• Recorded information:
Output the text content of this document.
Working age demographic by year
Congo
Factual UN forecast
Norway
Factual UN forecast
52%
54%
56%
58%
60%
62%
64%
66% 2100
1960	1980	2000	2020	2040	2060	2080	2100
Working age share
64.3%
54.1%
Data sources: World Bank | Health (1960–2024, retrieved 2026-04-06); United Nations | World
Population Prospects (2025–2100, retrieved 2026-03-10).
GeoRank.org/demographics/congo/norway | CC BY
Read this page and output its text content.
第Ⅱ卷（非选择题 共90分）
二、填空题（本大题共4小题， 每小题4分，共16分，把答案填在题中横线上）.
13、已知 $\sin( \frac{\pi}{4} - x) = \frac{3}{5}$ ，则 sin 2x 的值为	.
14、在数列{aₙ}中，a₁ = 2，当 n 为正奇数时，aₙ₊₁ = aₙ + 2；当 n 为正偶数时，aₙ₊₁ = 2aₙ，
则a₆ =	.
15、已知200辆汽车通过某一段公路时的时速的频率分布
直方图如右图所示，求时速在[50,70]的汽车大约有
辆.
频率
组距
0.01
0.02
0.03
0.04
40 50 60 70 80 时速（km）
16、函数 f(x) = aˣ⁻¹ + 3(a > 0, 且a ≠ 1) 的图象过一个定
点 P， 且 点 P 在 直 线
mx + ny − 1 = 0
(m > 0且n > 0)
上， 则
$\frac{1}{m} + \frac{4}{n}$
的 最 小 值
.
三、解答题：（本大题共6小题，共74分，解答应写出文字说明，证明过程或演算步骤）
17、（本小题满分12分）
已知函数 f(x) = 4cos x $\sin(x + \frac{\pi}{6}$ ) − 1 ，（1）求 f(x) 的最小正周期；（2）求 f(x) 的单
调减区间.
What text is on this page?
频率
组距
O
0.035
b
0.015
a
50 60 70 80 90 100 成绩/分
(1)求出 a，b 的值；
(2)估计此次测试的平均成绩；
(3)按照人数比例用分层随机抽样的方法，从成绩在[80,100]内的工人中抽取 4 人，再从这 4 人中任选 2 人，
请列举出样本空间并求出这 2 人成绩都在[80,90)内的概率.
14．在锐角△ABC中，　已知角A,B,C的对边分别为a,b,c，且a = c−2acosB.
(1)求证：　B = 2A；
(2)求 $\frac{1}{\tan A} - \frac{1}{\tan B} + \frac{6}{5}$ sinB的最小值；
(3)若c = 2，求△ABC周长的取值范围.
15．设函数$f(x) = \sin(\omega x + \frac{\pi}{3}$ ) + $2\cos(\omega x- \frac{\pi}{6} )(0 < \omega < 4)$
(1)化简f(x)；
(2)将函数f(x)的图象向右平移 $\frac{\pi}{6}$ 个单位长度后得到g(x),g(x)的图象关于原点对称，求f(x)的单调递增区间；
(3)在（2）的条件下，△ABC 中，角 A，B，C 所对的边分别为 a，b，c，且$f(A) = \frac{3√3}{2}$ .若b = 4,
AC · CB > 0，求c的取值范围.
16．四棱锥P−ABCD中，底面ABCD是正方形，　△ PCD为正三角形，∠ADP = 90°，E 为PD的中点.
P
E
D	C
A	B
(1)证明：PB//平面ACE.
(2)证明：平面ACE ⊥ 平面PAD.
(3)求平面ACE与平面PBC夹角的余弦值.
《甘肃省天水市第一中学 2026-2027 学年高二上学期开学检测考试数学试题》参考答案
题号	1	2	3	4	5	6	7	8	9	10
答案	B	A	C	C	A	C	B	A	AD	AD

• Work to be completed:
Note every line above where the string "content" shows up, and copy those lines.

• Task solution:
Output the text content of this document.
Read this page and output its text content.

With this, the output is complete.